*TASK:* Pull out every line below containing the word "בעזרת".

*RECORDS FOR PROCESSING:*

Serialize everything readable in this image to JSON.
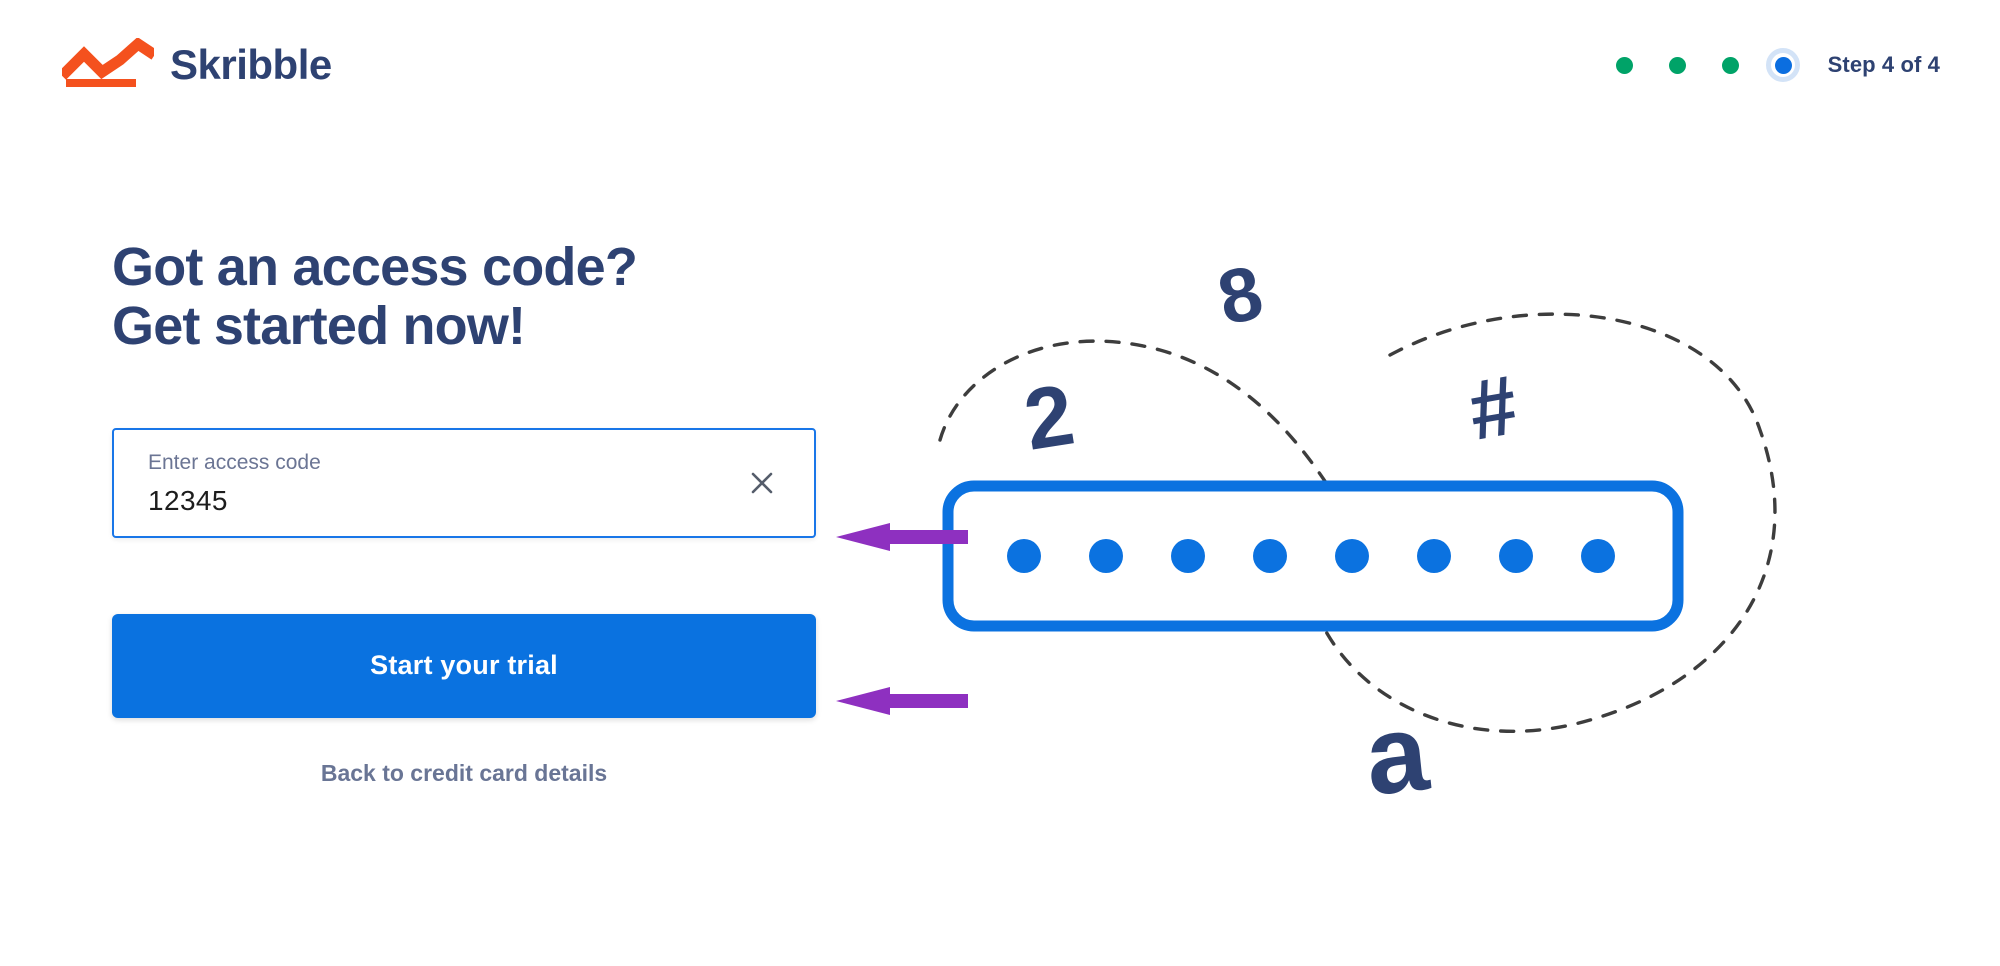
{
  "brand": {
    "name": "Skribble",
    "logo_icon": "skribble-zigzag-logo",
    "logo_color": "#f4511e",
    "name_color": "#2e4272"
  },
  "header": {
    "stepper": {
      "label": "Step 4 of 4",
      "current_step": 4,
      "total_steps": 4,
      "dots": [
        {
          "state": "done",
          "color": "#00a368"
        },
        {
          "state": "done",
          "color": "#00a368"
        },
        {
          "state": "done",
          "color": "#00a368"
        },
        {
          "state": "current",
          "color": "#0b6ee0",
          "ring_color": "#d3e3f7"
        }
      ]
    }
  },
  "main": {
    "headline_line1": "Got an access code?",
    "headline_line2": "Get started now!",
    "access_code_field": {
      "label": "Enter access code",
      "value": "12345",
      "placeholder": "Enter access code",
      "clear_icon": "close-x-icon",
      "border_color": "#1976e8"
    },
    "primary_button": {
      "label": "Start your trial",
      "color": "#0a72e0"
    },
    "back_link": {
      "label": "Back to credit card details",
      "color": "#697595"
    }
  },
  "illustration": {
    "name": "access-code-input-illustration",
    "password_dots_count": 8,
    "dot_color": "#0b72e0",
    "box_border_color": "#0b72e0",
    "floating_characters": [
      "8",
      "2",
      "#",
      "a"
    ],
    "character_color": "#2e4272",
    "dashed_path_color": "#3a3a3a"
  },
  "annotations": {
    "arrow_color": "#8e30c0",
    "arrows": [
      {
        "name": "arrow-to-access-code-field",
        "target": "access_code_field"
      },
      {
        "name": "arrow-to-start-trial-button",
        "target": "primary_button"
      }
    ]
  }
}
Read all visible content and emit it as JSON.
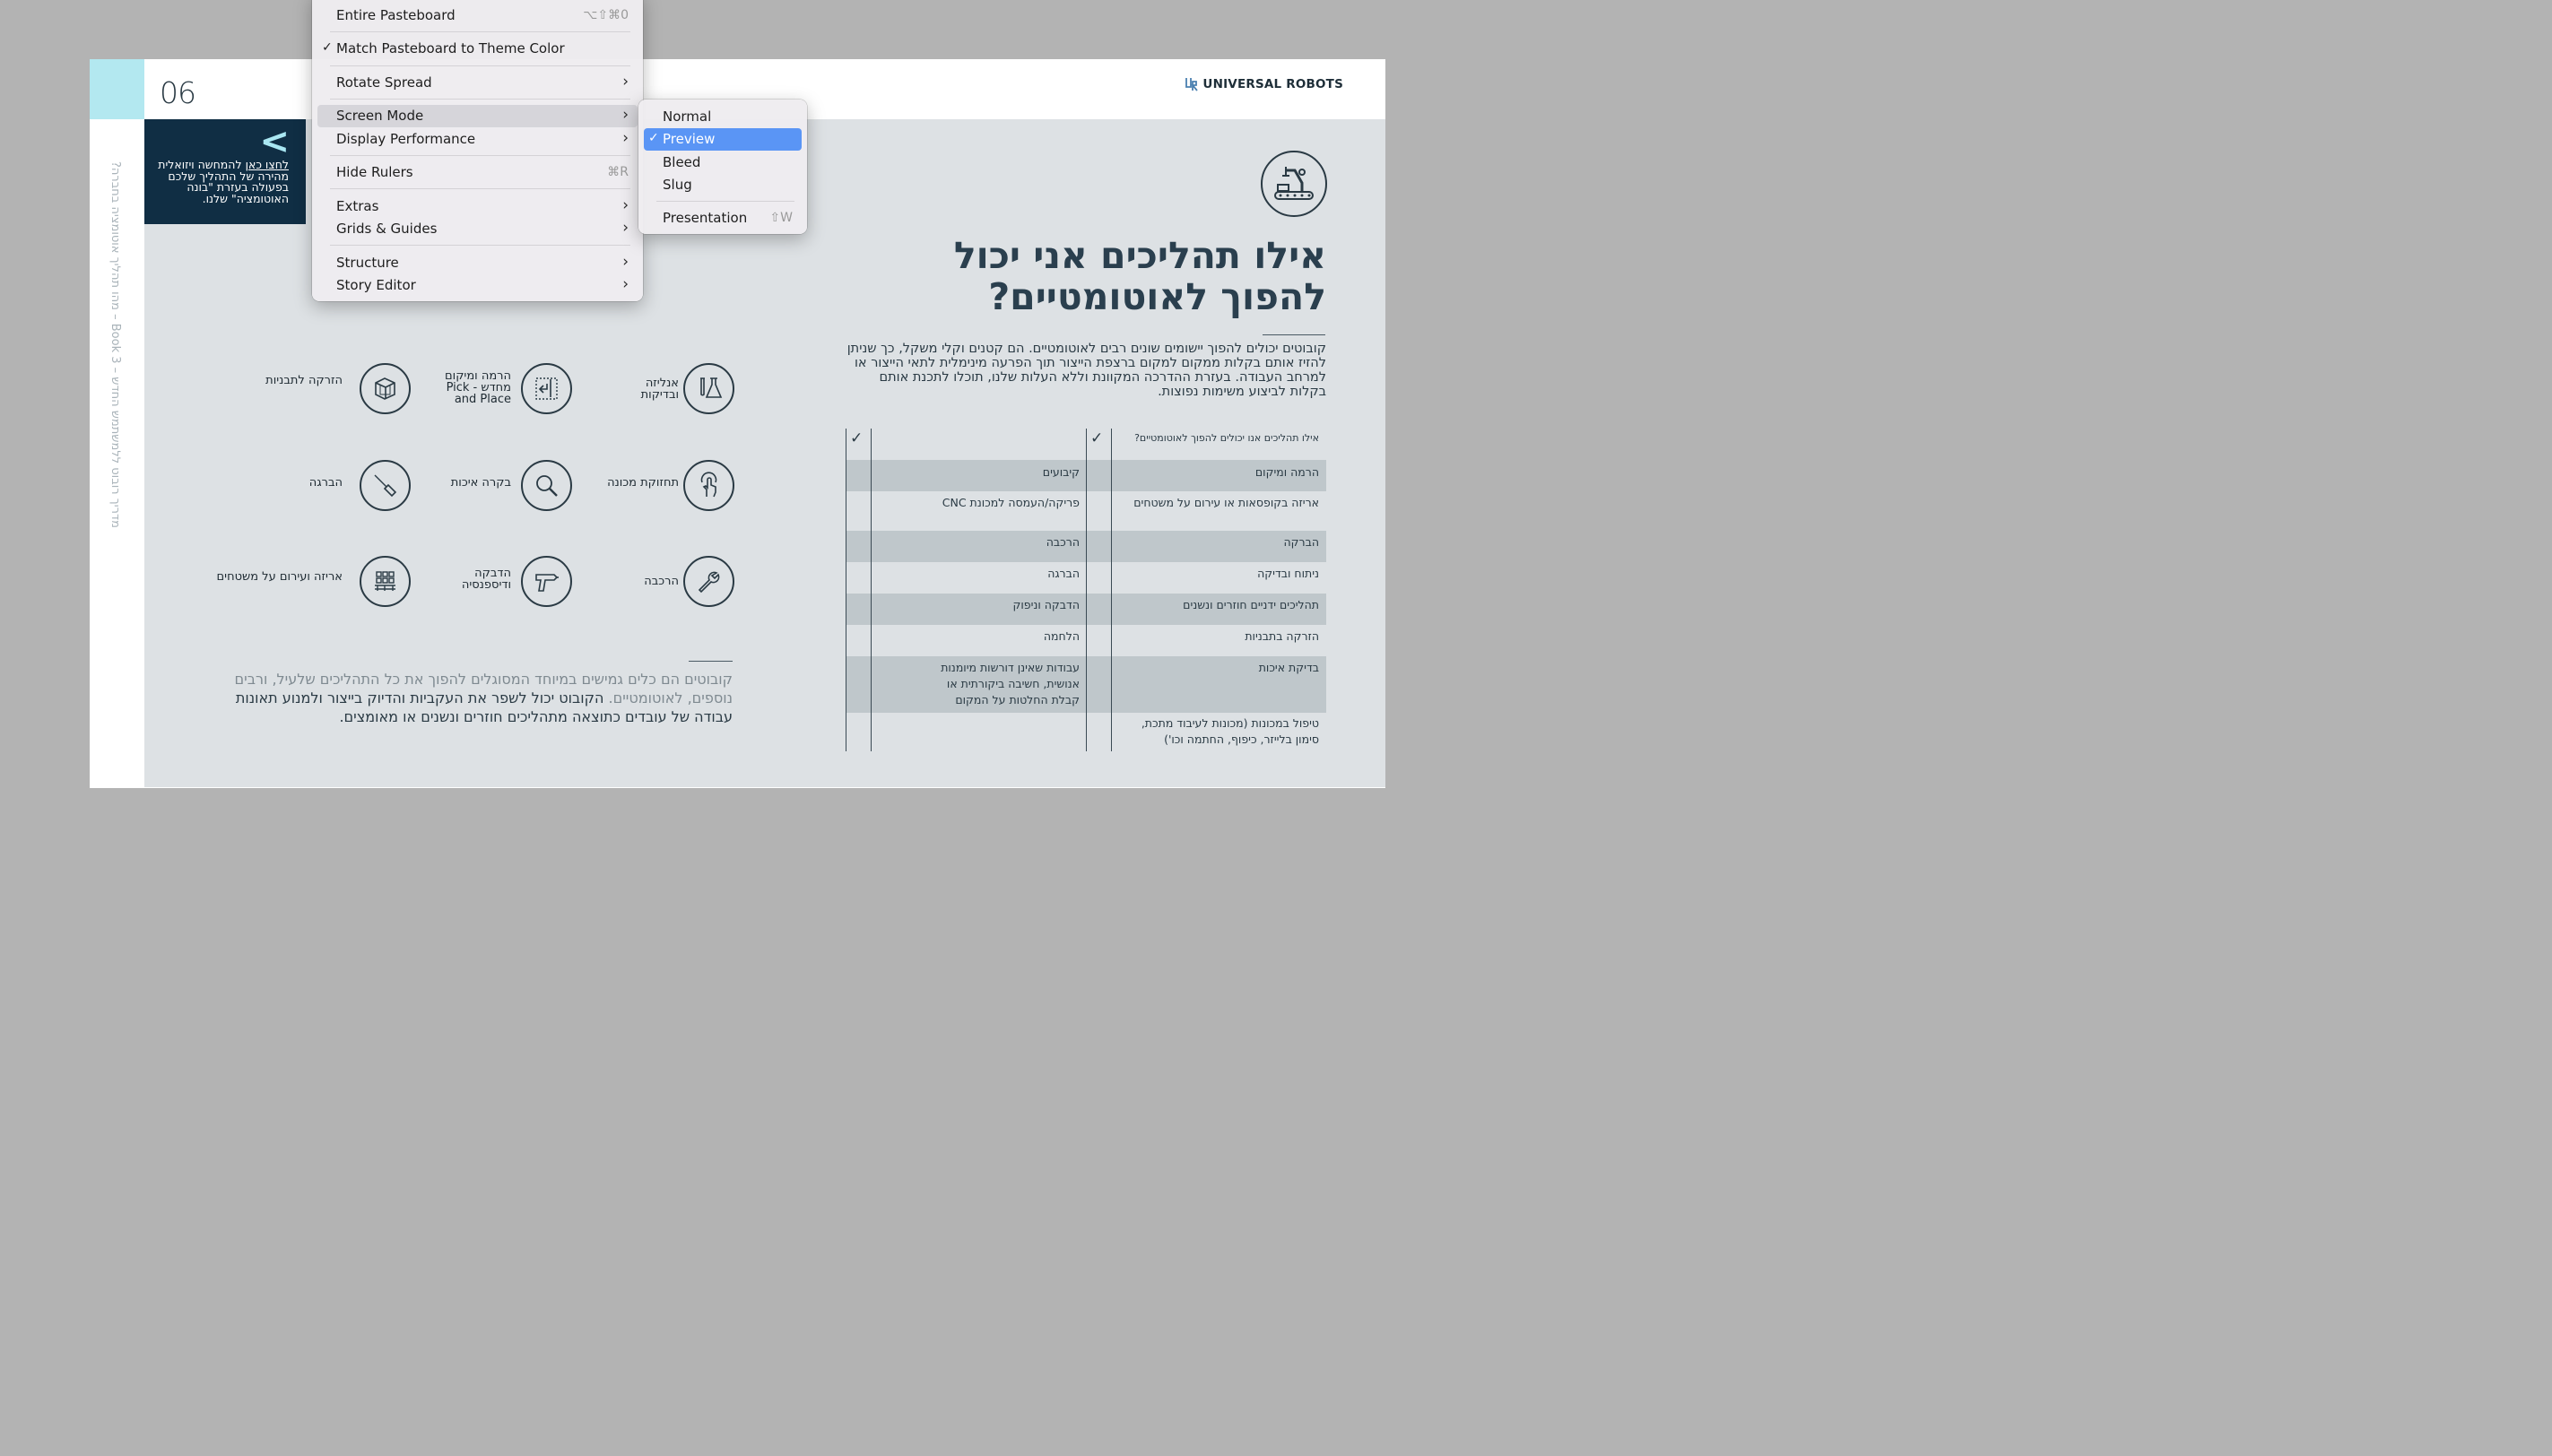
{
  "document": {
    "page_number": "06",
    "side_text": "מדריך רובוט ללמשתמש החדש – Book 3 – מהו תהליך אוטומציה בחברה?",
    "nav": {
      "arrow": "<",
      "link_text": "לחצו כאן",
      "text": "להמחשה ויזואלית מהירה של התהליך שלכם בפעולה בעזרת \"בונה האוטומציה\" שלנו."
    },
    "logo_text": "UNIVERSAL ROBOTS",
    "title": "אילו תהליכים אני יכול להפוך לאוטומטיים?",
    "intro": "קובוטים יכולים להפוך יישומים שונים רבים לאוטומטיים. הם קטנים וקלי משקל, כך שניתן להזיז אותם בקלות ממקום למקום ברצפת הייצור תוך הפרעה מינימלית לתאי הייצור או למרחב העבודה. בעזרת ההדרכה המקוונת וללא העלות שלנו, תוכלו לתכנת אותם בקלות לביצוע משימות נפוצות.",
    "table": {
      "header": "אילו תהליכים אנו יכולים להפוך לאוטומטיים?",
      "check": "✓",
      "rows": [
        {
          "right": "הרמה ומיקום",
          "left": "קיבועים"
        },
        {
          "right": "אריזה בקופסאות או עירום על משטחים",
          "left": "פריקה/העמסה למכונת CNC"
        },
        {
          "right": "הברקה",
          "left": "הרכבה"
        },
        {
          "right": "ניתוח ובדיקה",
          "left": "הברגה"
        },
        {
          "right": "תהליכים ידניים חוזרים ונשנים",
          "left": "הדבקה וניפוק"
        },
        {
          "right": "הזרקה בתבניות",
          "left": "הלחמה"
        },
        {
          "right": "בדיקת איכות",
          "left": "עבודות שאינן דורשות מיומנות אנושית, חשיבה ביקורתית או קבלת החלטות על המקום"
        },
        {
          "right": "טיפול במכונות (מכונות לעיבוד מתכת, סימון בלייזר, כיפוף, החתמה וכו')",
          "left": ""
        }
      ]
    },
    "icons": [
      {
        "label": "אנליזה ובדיקות"
      },
      {
        "label": "הרמה ומיקום מחדש - Pick and Place"
      },
      {
        "label": "הזרקה לתבניות"
      },
      {
        "label": "תחזוקת מכונה"
      },
      {
        "label": "בקרה איכות"
      },
      {
        "label": "הברגה"
      },
      {
        "label": "הרכבה"
      },
      {
        "label": "הדבקה ודיספנסיה"
      },
      {
        "label": "אריזה ועירום על משטחים"
      }
    ],
    "bottom_muted": "קובוטים הם כלים גמישים במיוחד המסוגלים להפוך את כל התהליכים שלעיל, ורבים נוספים, לאוטומטיים.",
    "bottom_rest": "הקובוט יכול לשפר את העקביות והדיוק בייצור ולמנוע תאונות עבודה של עובדים כתוצאה מתהליכים חוזרים ונשנים או מאומצים."
  },
  "menu": {
    "items": [
      {
        "label": "Entire Pasteboard",
        "shortcut": "⌥⇧⌘0"
      },
      {
        "label": "Match Pasteboard to Theme Color",
        "checked": "✓"
      },
      {
        "label": "Rotate Spread",
        "arrow": "›"
      },
      {
        "label": "Screen Mode",
        "arrow": "›"
      },
      {
        "label": "Display Performance",
        "arrow": "›"
      },
      {
        "label": "Hide Rulers",
        "shortcut": "⌘R"
      },
      {
        "label": "Extras",
        "arrow": "›"
      },
      {
        "label": "Grids & Guides",
        "arrow": "›"
      },
      {
        "label": "Structure",
        "arrow": "›"
      },
      {
        "label": "Story Editor",
        "arrow": "›"
      }
    ],
    "submenu": [
      {
        "label": "Normal"
      },
      {
        "label": "Preview",
        "checked": "✓"
      },
      {
        "label": "Bleed"
      },
      {
        "label": "Slug"
      },
      {
        "label": "Presentation",
        "shortcut": "⇧W"
      }
    ]
  }
}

*RESULT OF THE TASK:*
      "text": "להמחשה ויזואלית מהירה של התהליך שלכם בפעולה בעזרת \"בונה האוטומציה\" שלנו."
    "intro": "קובוטים יכולים להפוך יישומים שונים רבים לאוטומטיים. הם קטנים וקלי משקל, כך שניתן להזיז אותם בקלות ממקום למקום ברצפת הייצור תוך הפרעה מינימלית לתאי הייצור או למרחב העבודה. בעזרת ההדרכה המקוונת וללא העלות שלנו, תוכלו לתכנת אותם בקלות לביצוע משימות נפוצות.",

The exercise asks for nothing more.